-- start of DATA EXCERPTS --
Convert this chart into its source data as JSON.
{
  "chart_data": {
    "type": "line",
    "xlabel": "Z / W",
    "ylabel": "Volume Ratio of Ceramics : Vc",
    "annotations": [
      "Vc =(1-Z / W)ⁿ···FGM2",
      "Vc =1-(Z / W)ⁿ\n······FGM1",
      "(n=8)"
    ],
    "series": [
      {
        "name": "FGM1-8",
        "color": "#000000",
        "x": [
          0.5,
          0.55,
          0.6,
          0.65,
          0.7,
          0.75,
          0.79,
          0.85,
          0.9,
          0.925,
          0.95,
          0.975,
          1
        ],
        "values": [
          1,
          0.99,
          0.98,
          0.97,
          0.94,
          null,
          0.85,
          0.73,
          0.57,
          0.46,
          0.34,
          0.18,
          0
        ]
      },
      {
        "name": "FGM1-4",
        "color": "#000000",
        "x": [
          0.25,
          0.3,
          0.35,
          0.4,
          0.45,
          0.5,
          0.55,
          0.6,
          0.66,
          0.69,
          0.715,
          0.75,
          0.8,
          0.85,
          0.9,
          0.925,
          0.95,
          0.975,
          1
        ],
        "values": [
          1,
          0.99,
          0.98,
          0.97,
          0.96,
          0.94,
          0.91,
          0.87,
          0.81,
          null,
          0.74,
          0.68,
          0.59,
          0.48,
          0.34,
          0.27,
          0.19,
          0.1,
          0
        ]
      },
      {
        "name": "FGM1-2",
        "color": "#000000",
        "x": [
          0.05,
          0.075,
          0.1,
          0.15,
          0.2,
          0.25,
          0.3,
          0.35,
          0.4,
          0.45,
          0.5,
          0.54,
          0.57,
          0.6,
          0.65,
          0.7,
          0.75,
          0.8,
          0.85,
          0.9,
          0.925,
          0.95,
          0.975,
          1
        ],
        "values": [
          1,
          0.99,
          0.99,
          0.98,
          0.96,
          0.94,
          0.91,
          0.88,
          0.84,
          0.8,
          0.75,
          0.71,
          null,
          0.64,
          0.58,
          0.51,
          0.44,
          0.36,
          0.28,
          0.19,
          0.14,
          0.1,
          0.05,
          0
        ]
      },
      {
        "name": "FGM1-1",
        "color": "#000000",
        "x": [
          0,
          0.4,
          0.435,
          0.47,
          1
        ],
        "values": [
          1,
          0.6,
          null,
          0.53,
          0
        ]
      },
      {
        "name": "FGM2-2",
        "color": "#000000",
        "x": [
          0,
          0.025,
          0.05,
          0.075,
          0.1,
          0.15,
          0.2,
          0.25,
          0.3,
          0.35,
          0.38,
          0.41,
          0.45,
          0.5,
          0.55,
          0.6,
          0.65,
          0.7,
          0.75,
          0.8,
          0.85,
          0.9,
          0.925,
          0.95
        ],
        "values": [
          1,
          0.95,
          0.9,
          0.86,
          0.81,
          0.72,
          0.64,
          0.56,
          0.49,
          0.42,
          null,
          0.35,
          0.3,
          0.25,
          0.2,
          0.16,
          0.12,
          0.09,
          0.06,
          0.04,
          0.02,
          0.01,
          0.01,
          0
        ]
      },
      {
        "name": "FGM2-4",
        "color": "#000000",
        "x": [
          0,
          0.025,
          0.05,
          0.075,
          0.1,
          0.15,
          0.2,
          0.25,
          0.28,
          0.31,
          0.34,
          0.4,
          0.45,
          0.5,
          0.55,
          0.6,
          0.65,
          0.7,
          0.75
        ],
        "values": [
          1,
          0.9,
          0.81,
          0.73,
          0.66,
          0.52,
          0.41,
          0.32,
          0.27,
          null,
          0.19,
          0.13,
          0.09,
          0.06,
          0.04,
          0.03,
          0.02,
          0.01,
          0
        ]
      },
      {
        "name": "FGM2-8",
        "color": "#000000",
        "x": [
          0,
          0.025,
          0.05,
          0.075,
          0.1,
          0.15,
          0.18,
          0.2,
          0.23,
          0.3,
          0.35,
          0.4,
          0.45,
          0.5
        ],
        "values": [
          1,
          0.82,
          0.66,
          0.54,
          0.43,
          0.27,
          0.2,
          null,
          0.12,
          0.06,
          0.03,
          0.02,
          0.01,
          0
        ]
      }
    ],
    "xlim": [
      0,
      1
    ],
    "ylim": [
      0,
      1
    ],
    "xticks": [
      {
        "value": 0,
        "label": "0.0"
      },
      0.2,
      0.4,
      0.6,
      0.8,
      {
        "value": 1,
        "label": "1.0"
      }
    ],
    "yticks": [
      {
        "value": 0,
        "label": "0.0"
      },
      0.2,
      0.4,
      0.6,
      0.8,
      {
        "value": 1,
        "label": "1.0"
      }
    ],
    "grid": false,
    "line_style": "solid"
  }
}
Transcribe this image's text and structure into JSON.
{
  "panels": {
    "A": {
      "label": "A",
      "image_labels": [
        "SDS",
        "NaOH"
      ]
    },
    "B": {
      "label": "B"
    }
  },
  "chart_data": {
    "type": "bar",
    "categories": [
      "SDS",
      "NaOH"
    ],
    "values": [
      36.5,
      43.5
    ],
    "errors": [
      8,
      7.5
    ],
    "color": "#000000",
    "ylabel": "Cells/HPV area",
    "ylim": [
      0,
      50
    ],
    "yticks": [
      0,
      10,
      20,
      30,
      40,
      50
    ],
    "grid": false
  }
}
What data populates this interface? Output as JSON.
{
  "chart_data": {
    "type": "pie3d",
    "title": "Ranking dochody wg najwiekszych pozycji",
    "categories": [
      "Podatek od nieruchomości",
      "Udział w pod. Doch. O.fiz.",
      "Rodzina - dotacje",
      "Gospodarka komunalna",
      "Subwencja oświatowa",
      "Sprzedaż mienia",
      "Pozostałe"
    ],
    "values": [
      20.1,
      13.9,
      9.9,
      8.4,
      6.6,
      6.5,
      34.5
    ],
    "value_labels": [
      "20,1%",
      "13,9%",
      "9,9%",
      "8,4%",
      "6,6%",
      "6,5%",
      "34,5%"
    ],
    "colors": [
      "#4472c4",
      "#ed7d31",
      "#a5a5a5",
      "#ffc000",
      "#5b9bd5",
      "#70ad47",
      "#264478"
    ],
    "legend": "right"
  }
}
-- end of DATA EXCERPTS --
WHAT TO WORK ON:
Copy out each record from above, exactly.

TASK ANSWER:
Convert this chart into its source data as JSON.
{
  "chart_data": {
    "type": "line",
    "xlabel": "Z / W",
    "ylabel": "Volume Ratio of Ceramics : Vc",
    "annotations": [
      "Vc =(1-Z / W)ⁿ···FGM2",
      "Vc =1-(Z / W)ⁿ\n······FGM1",
      "(n=8)"
    ],
    "series": [
      {
        "name": "FGM1-8",
        "color": "#000000",
        "x": [
          0.5,
          0.55,
          0.6,
          0.65,
          0.7,
          0.75,
          0.79,
          0.85,
          0.9,
          0.925,
          0.95,
          0.975,
          1
        ],
        "values": [
          1,
          0.99,
          0.98,
          0.97,
          0.94,
          null,
          0.85,
          0.73,
          0.57,
          0.46,
          0.34,
          0.18,
          0
        ]
      },
      {
        "name": "FGM1-4",
        "color": "#000000",
        "x": [
          0.25,
          0.3,
          0.35,
          0.4,
          0.45,
          0.5,
          0.55,
          0.6,
          0.66,
          0.69,
          0.715,
          0.75,
          0.8,
          0.85,
          0.9,
          0.925,
          0.95,
          0.975,
          1
        ],
        "values": [
          1,
          0.99,
          0.98,
          0.97,
          0.96,
          0.94,
          0.91,
          0.87,
          0.81,
          null,
          0.74,
          0.68,
          0.59,
          0.48,
          0.34,
          0.27,
          0.19,
          0.1,
          0
        ]
      },
      {
        "name": "FGM1-2",
        "color": "#000000",
        "x": [
          0.05,
          0.075,
          0.1,
          0.15,
          0.2,
          0.25,
          0.3,
          0.35,
          0.4,
          0.45,
          0.5,
          0.54,
          0.57,
          0.6,
          0.65,
          0.7,
          0.75,
          0.8,
          0.85,
          0.9,
          0.925,
          0.95,
          0.975,
          1
        ],
        "values": [
          1,
          0.99,
          0.99,
          0.98,
          0.96,
          0.94,
          0.91,
          0.88,
          0.84,
          0.8,
          0.75,
          0.71,
          null,
          0.64,
          0.58,
          0.51,
          0.44,
          0.36,
          0.28,
          0.19,
          0.14,
          0.1,
          0.05,
          0
        ]
      },
      {
        "name": "FGM1-1",
        "color": "#000000",
        "x": [
          0,
          0.4,
          0.435,
          0.47,
          1
        ],
        "values": [
          1,
          0.6,
          null,
          0.53,
          0
        ]
      },
      {
        "name": "FGM2-2",
        "color": "#000000",
        "x": [
          0,
          0.025,
          0.05,
          0.075,
          0.1,
          0.15,
          0.2,
          0.25,
          0.3,
          0.35,
          0.38,
          0.41,
          0.45,
          0.5,
          0.55,
          0.6,
          0.65,
          0.7,
          0.75,
          0.8,
          0.85,
          0.9,
          0.925,
          0.95
        ],
        "values": [
          1,
          0.95,
          0.9,
          0.86,
          0.81,
          0.72,
          0.64,
          0.56,
          0.49,
          0.42,
          null,
          0.35,
          0.3,
          0.25,
          0.2,
          0.16,
          0.12,
          0.09,
          0.06,
          0.04,
          0.02,
          0.01,
          0.01,
          0
        ]
      },
      {
        "name": "FGM2-4",
        "color": "#000000",
        "x": [
          0,
          0.025,
          0.05,
          0.075,
          0.1,
          0.15,
          0.2,
          0.25,
          0.28,
          0.31,
          0.34,
          0.4,
          0.45,
          0.5,
          0.55,
          0.6,
          0.65,
          0.7,
          0.75
        ],
        "values": [
          1,
          0.9,
          0.81,
          0.73,
          0.66,
          0.52,
          0.41,
          0.32,
          0.27,
          null,
          0.19,
          0.13,
          0.09,
          0.06,
          0.04,
          0.03,
          0.02,
          0.01,
          0
        ]
      },
      {
        "name": "FGM2-8",
        "color": "#000000",
        "x": [
          0,
          0.025,
          0.05,
          0.075,
          0.1,
          0.15,
          0.18,
          0.2,
          0.23,
          0.3,
          0.35,
          0.4,
          0.45,
          0.5
        ],
        "values": [
          1,
          0.82,
          0.66,
          0.54,
          0.43,
          0.27,
          0.2,
          null,
          0.12,
          0.06,
          0.03,
          0.02,
          0.01,
          0
        ]
      }
    ],
    "xlim": [
      0,
      1
    ],
    "ylim": [
      0,
      1
    ],
    "xticks": [
      {
        "value": 0,
        "label": "0.0"
      },
      0.2,
      0.4,
      0.6,
      0.8,
      {
        "value": 1,
        "label": "1.0"
      }
    ],
    "yticks": [
      {
        "value": 0,
        "label": "0.0"
      },
      0.2,
      0.4,
      0.6,
      0.8,
      {
        "value": 1,
        "label": "1.0"
      }
    ],
    "grid": false,
    "line_style": "solid"
  }
}
Transcribe this image's text and structure into JSON.
{
  "panels": {
    "A": {
      "label": "A",
      "image_labels": [
        "SDS",
        "NaOH"
      ]
    },
    "B": {
      "label": "B"
    }
  },
  "chart_data": {
    "type": "bar",
    "categories": [
      "SDS",
      "NaOH"
    ],
    "values": [
      36.5,
      43.5
    ],
    "errors": [
      8,
      7.5
    ],
    "color": "#000000",
    "ylabel": "Cells/HPV area",
    "ylim": [
      0,
      50
    ],
    "yticks": [
      0,
      10,
      20,
      30,
      40,
      50
    ],
    "grid": false
  }
}
What data populates this interface? Output as JSON.
{
  "chart_data": {
    "type": "pie3d",
    "title": "Ranking dochody wg najwiekszych pozycji",
    "categories": [
      "Podatek od nieruchomości",
      "Udział w pod. Doch. O.fiz.",
      "Rodzina - dotacje",
      "Gospodarka komunalna",
      "Subwencja oświatowa",
      "Sprzedaż mienia",
      "Pozostałe"
    ],
    "values": [
      20.1,
      13.9,
      9.9,
      8.4,
      6.6,
      6.5,
      34.5
    ],
    "value_labels": [
      "20,1%",
      "13,9%",
      "9,9%",
      "8,4%",
      "6,6%",
      "6,5%",
      "34,5%"
    ],
    "colors": [
      "#4472c4",
      "#ed7d31",
      "#a5a5a5",
      "#ffc000",
      "#5b9bd5",
      "#70ad47",
      "#264478"
    ],
    "legend": "right"
  }
}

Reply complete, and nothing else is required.